- _Brief_
Check each line below for the word "title" and give the number of lines that have it, nothing more.

┄┄┄┄┄┄┄┄┄┄

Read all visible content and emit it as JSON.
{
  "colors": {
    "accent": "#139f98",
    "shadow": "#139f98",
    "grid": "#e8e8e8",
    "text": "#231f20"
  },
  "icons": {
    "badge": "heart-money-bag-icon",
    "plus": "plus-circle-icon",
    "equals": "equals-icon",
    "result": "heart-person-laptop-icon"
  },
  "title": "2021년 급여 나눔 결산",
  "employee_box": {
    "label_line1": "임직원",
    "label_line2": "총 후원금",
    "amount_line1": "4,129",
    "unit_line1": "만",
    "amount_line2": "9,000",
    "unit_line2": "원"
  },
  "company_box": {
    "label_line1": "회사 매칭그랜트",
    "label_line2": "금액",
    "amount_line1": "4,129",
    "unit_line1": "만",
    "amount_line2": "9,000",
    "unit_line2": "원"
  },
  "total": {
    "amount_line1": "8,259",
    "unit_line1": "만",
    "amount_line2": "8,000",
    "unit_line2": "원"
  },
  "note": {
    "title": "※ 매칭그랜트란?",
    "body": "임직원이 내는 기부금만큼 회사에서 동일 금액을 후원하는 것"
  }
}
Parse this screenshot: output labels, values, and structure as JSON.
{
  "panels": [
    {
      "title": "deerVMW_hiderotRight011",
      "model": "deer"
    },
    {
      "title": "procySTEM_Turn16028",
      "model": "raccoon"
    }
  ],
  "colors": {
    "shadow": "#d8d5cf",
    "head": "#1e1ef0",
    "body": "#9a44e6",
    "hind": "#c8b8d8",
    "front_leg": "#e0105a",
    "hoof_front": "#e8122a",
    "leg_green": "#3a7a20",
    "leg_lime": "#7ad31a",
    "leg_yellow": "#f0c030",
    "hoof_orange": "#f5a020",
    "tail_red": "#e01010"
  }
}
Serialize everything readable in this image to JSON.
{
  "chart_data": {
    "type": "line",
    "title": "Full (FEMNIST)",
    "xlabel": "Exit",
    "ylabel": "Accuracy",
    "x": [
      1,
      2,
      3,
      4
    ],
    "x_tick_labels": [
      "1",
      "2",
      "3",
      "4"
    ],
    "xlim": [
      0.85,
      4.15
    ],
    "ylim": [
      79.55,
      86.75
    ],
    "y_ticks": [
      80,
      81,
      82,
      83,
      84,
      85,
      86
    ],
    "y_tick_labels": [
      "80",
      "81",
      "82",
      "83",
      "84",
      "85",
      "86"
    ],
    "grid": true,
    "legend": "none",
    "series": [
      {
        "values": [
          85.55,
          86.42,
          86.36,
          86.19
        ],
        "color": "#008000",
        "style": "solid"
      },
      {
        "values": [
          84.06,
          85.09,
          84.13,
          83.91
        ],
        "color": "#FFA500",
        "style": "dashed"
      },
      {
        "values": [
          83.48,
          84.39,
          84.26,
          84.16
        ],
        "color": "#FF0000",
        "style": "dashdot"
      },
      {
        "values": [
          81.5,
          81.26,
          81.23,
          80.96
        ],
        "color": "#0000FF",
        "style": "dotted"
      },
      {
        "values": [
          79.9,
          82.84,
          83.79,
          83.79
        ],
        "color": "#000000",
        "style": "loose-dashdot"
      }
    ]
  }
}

┄┄┄┄┄┄┄┄┄┄

- _Solution to the exercise_
5